* start Data supplied *
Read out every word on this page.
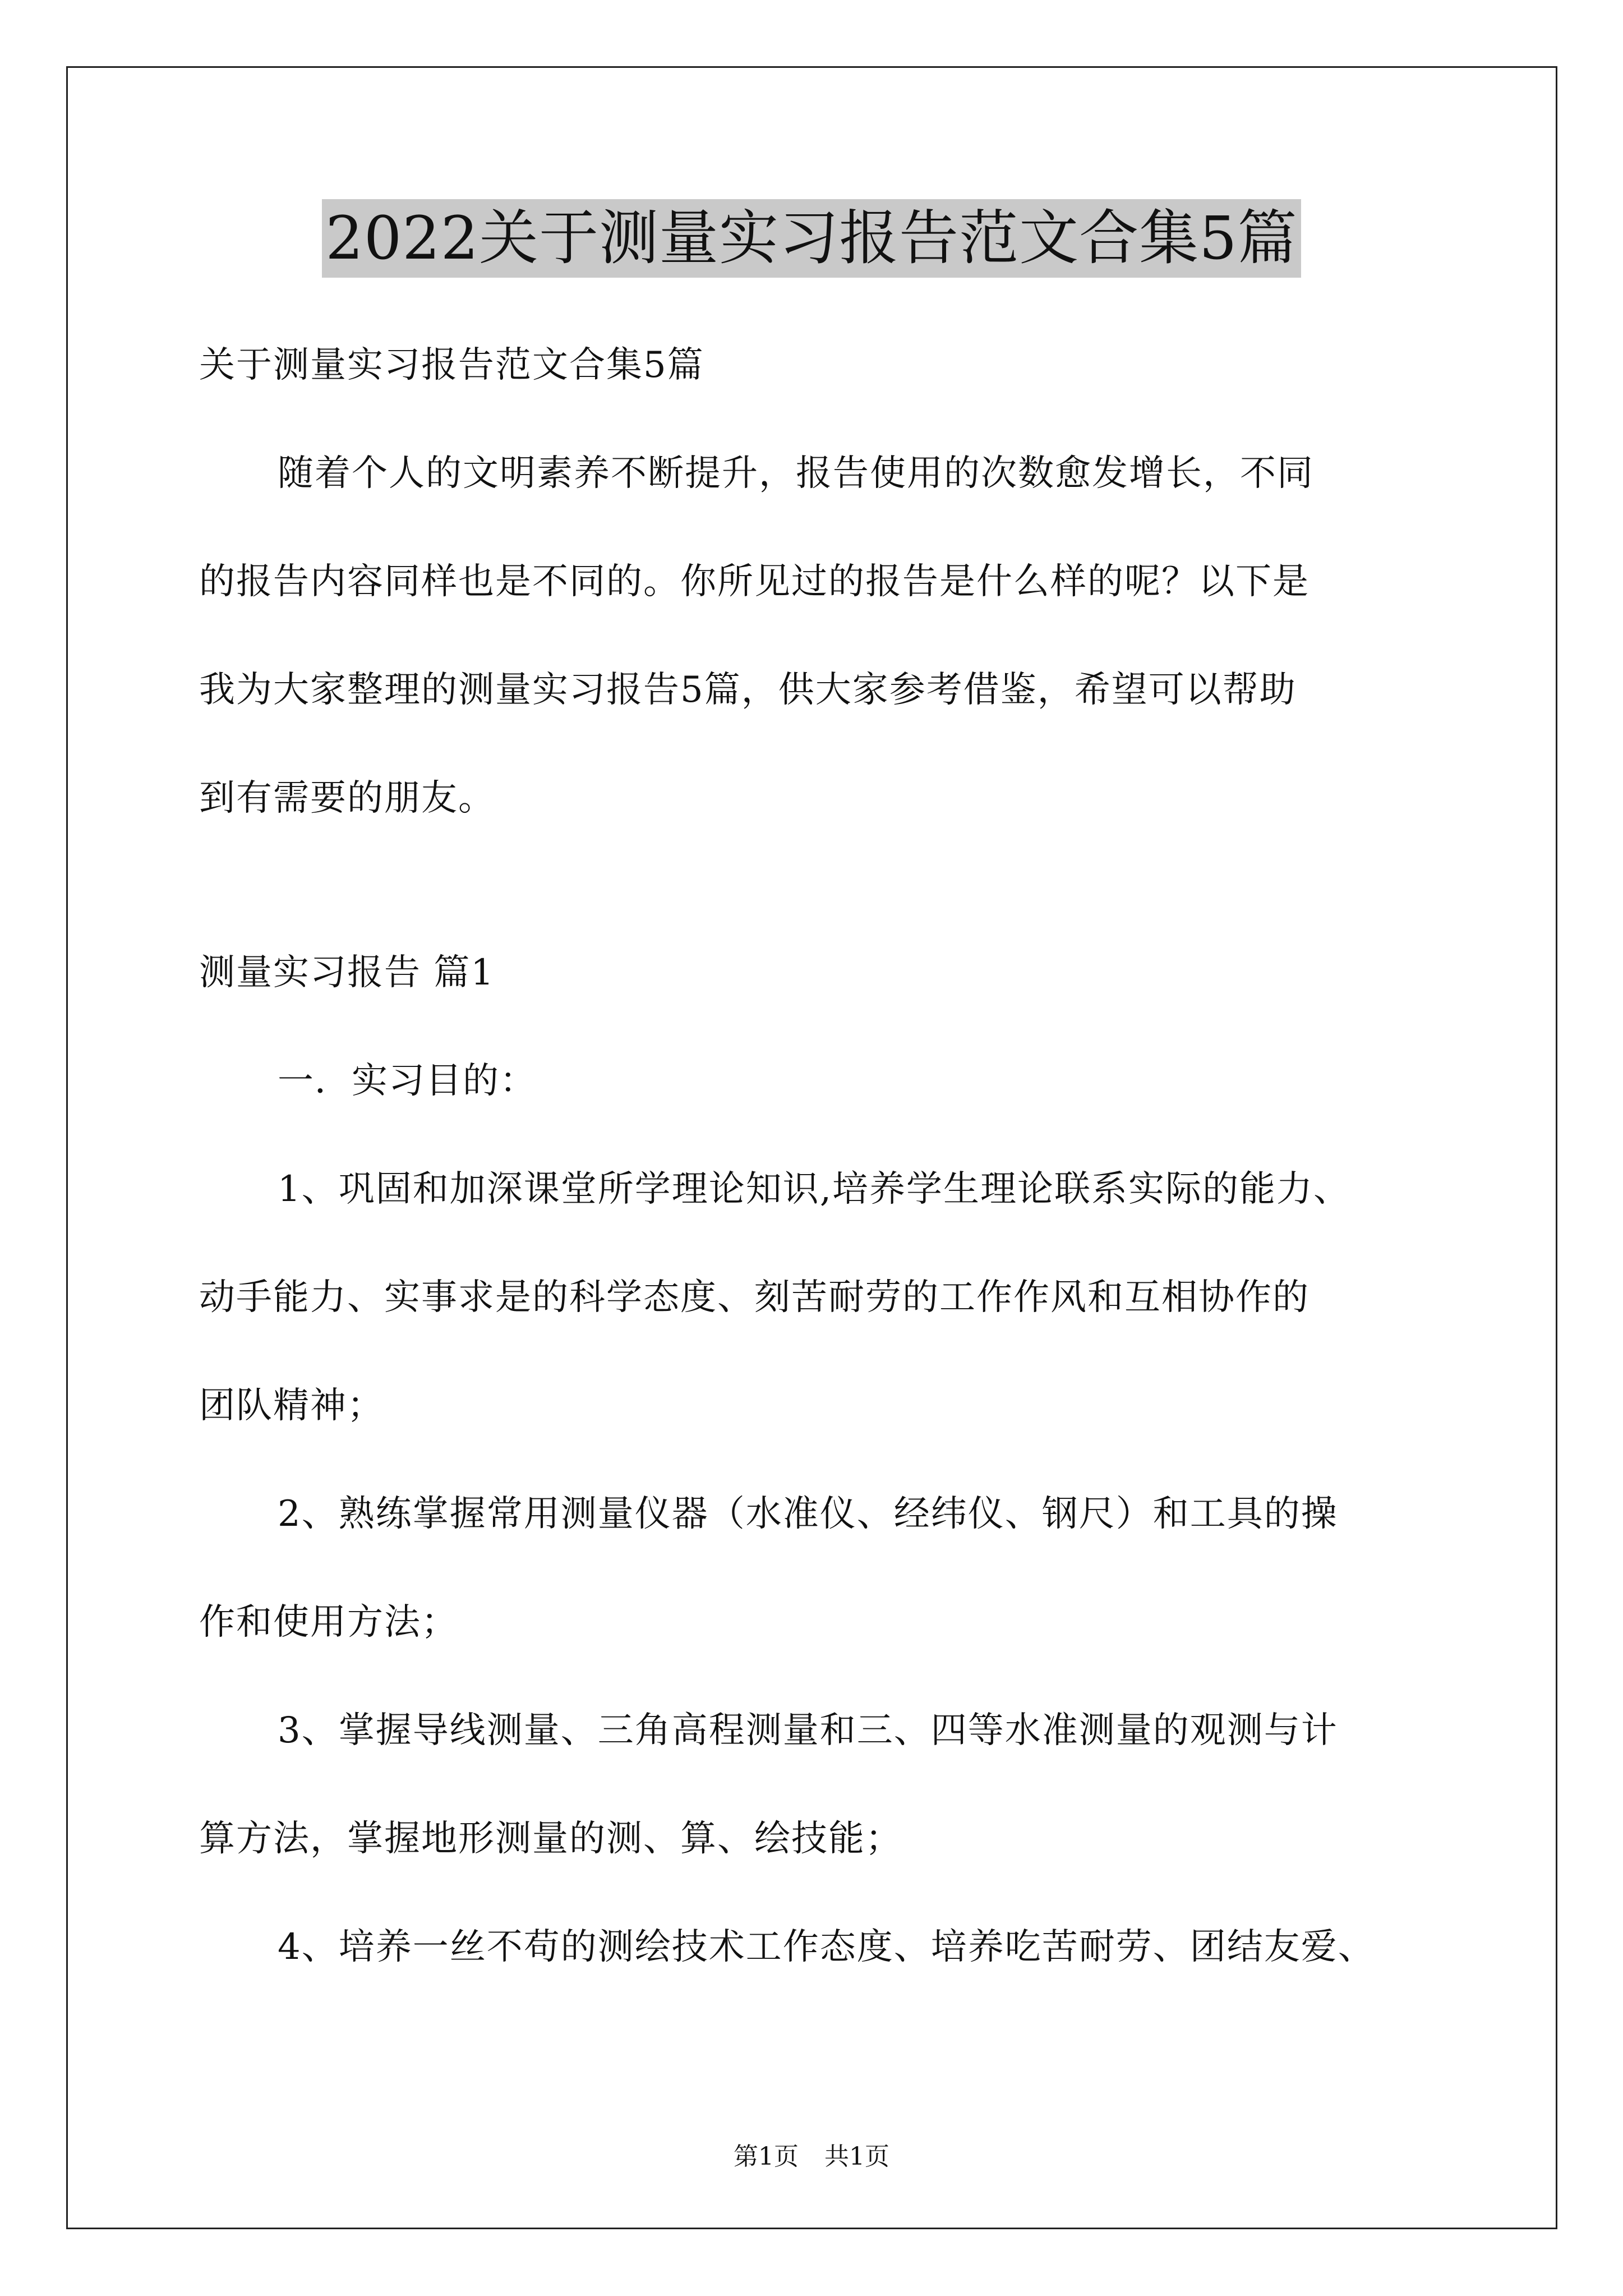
2022关于测量实习报告范文合集5篇

关于测量实习报告范文合集5篇

随着个人的文明素养不断提升，报告使用的次数愈发增长，不同

的报告内容同样也是不同的。你所见过的报告是什么样的呢？以下是

我为大家整理的测量实习报告5篇，供大家参考借鉴，希望可以帮助

到有需要的朋友。

测量实习报告 篇1

一．实习目的：

1、巩固和加深课堂所学理论知识,培养学生理论联系实际的能力、

动手能力、实事求是的科学态度、刻苦耐劳的工作作风和互相协作的

团队精神；

2、熟练掌握常用测量仪器（水准仪、经纬仪、钢尺）和工具的操

作和使用方法；

3、掌握导线测量、三角高程测量和三、四等水准测量的观测与计

算方法，掌握地形测量的测、算、绘技能；

4、培养一丝不苟的测绘技术工作态度、培养吃苦耐劳、团结友爱、

第1页 共1页
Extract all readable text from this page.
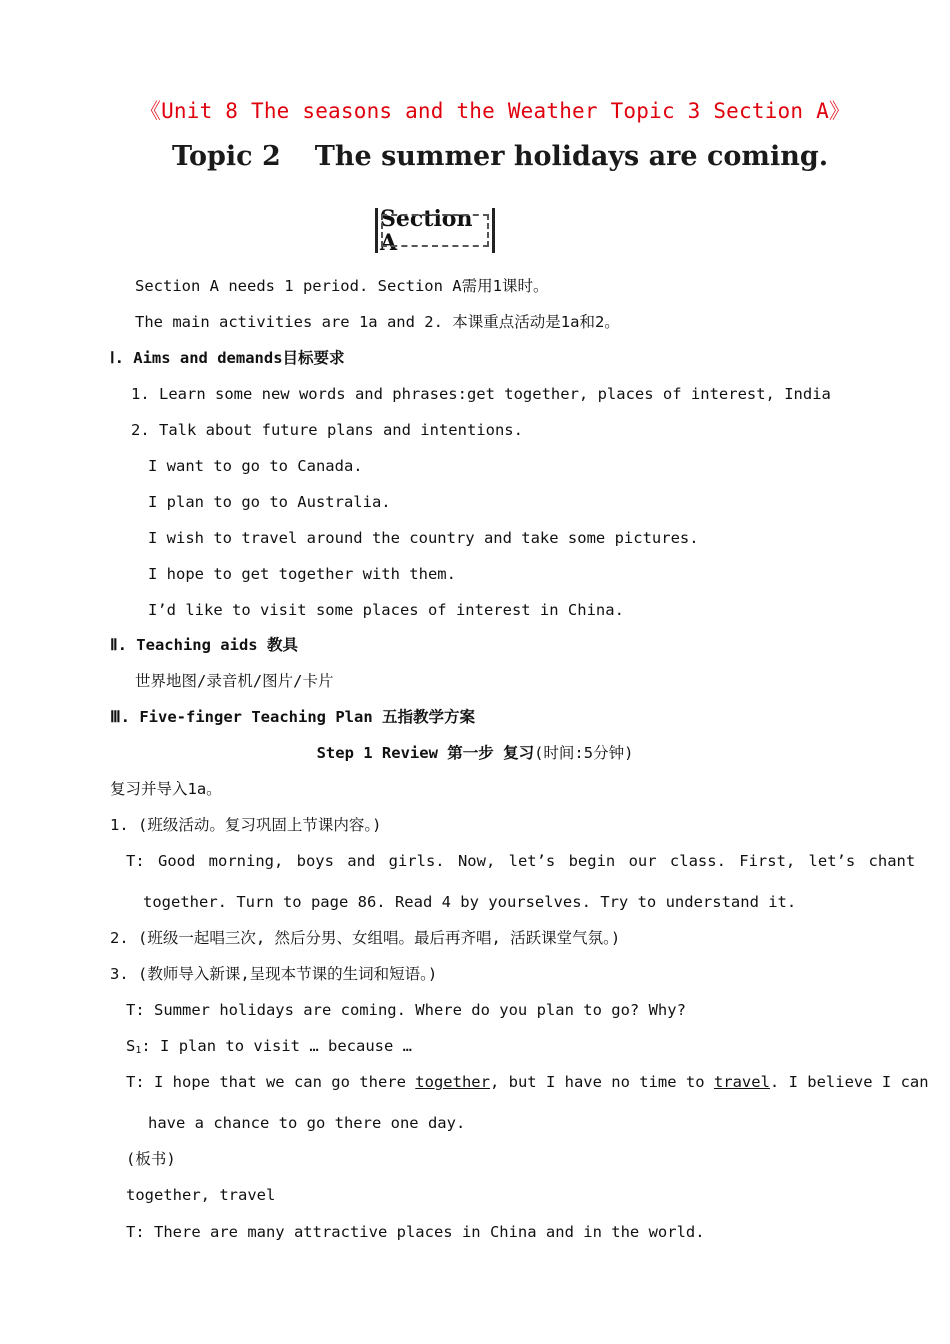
《Unit 8 The seasons and the Weather Topic 3 Section A》
Topic 2 The summer holidays are coming.
Section A
Section A needs 1 period. Section A需用1课时。
The main activities are 1a and 2. 本课重点活动是1a和2。
Ⅰ. Aims and demands目标要求
1. Learn some new words and phrases:get together, places of interest, India
2. Talk about future plans and intentions.
I want to go to Canada.
I plan to go to Australia.
I wish to travel around the country and take some pictures.
I hope to get together with them.
I’d like to visit some places of interest in China.
Ⅱ. Teaching aids 教具
世界地图/录音机/图片/卡片
Ⅲ. Five-finger Teaching Plan 五指教学方案
Step 1 Review 第一步 复习(时间:5分钟)
复习并导入1a。
1. (班级活动。复习巩固上节课内容。)
T: Good morning, boys and girls. Now, let’s begin our class. First, let’s chant
together. Turn to page 86. Read 4 by yourselves. Try to understand it.
2. (班级一起唱三次, 然后分男、女组唱。最后再齐唱, 活跃课堂气氛。)
3. (教师导入新课,呈现本节课的生词和短语。)
T: Summer holidays are coming. Where do you plan to go? Why?
$S_1$: I plan to visit … because …
T: I hope that we can go there together, but I have no time to travel. I believe I can
have a chance to go there one day.
(板书)
together, travel
T: There are many attractive places in China and in the world.
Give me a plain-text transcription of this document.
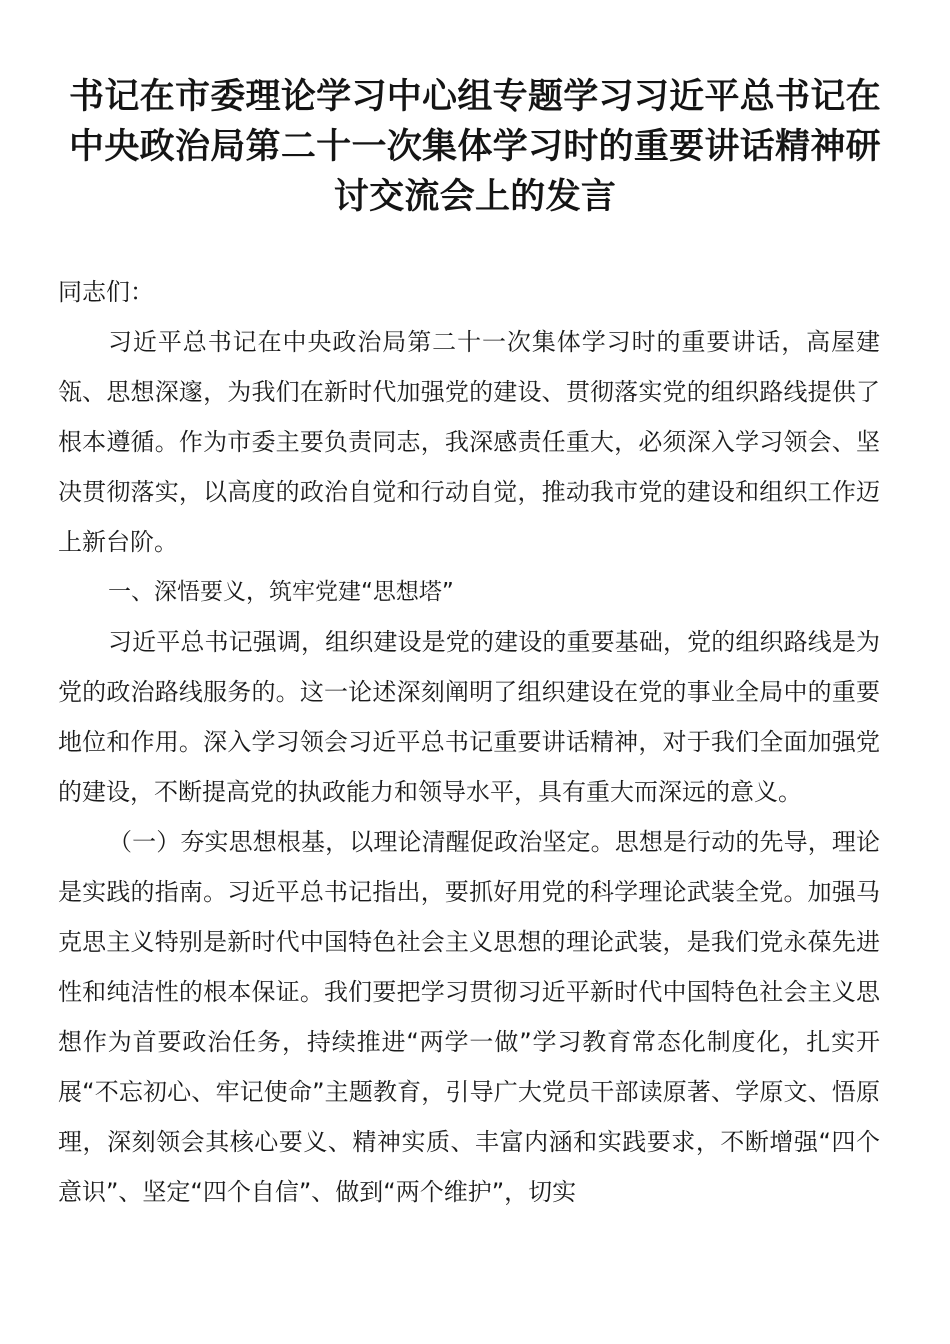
书记在市委理论学习中心组专题学习习近平总书记在中央政治局第二十一次集体学习时的重要讲话精神研讨交流会上的发言

同志们：

习近平总书记在中央政治局第二十一次集体学习时的重要讲话，高屋建瓴、思想深邃，为我们在新时代加强党的建设、贯彻落实党的组织路线提供了根本遵循。作为市委主要负责同志，我深感责任重大，必须深入学习领会、坚决贯彻落实，以高度的政治自觉和行动自觉，推动我市党的建设和组织工作迈上新台阶。

一、深悟要义，筑牢党建“思想塔”

习近平总书记强调，组织建设是党的建设的重要基础，党的组织路线是为党的政治路线服务的。这一论述深刻阐明了组织建设在党的事业全局中的重要地位和作用。深入学习领会习近平总书记重要讲话精神，对于我们全面加强党的建设，不断提高党的执政能力和领导水平，具有重大而深远的意义。

（一）夯实思想根基，以理论清醒促政治坚定。思想是行动的先导，理论是实践的指南。习近平总书记指出，要抓好用党的科学理论武装全党。加强马克思主义特别是新时代中国特色社会主义思想的理论武装，是我们党永葆先进性和纯洁性的根本保证。我们要把学习贯彻习近平新时代中国特色社会主义思想作为首要政治任务，持续推进“两学一做”学习教育常态化制度化，扎实开展“不忘初心、牢记使命”主题教育，引导广大党员干部读原著、学原文、悟原理，深刻领会其核心要义、精神实质、丰富内涵和实践要求，不断增强“四个意识”、坚定“四个自信”、做到“两个维护”，切实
* end Data supplied *
Instructions to follow
Beginning with the line that contains "Give me a plain-text" in the data above, please copy each line exactly until the last line, both ends included, skipping any pictures.

Result for this exercise
Give me a plain-text transcription of this document.
书记在市委理论学习中心组专题学习习近平总书记在中央政治局第二十一次集体学习时的重要讲话精神研讨交流会上的发言

同志们：

习近平总书记在中央政治局第二十一次集体学习时的重要讲话，高屋建瓴、思想深邃，为我们在新时代加强党的建设、贯彻落实党的组织路线提供了根本遵循。作为市委主要负责同志，我深感责任重大，必须深入学习领会、坚决贯彻落实，以高度的政治自觉和行动自觉，推动我市党的建设和组织工作迈上新台阶。

一、深悟要义，筑牢党建“思想塔”

习近平总书记强调，组织建设是党的建设的重要基础，党的组织路线是为党的政治路线服务的。这一论述深刻阐明了组织建设在党的事业全局中的重要地位和作用。深入学习领会习近平总书记重要讲话精神，对于我们全面加强党的建设，不断提高党的执政能力和领导水平，具有重大而深远的意义。

（一）夯实思想根基，以理论清醒促政治坚定。思想是行动的先导，理论是实践的指南。习近平总书记指出，要抓好用党的科学理论武装全党。加强马克思主义特别是新时代中国特色社会主义思想的理论武装，是我们党永葆先进性和纯洁性的根本保证。我们要把学习贯彻习近平新时代中国特色社会主义思想作为首要政治任务，持续推进“两学一做”学习教育常态化制度化，扎实开展“不忘初心、牢记使命”主题教育，引导广大党员干部读原著、学原文、悟原理，深刻领会其核心要义、精神实质、丰富内涵和实践要求，不断增强“四个意识”、坚定“四个自信”、做到“两个维护”，切实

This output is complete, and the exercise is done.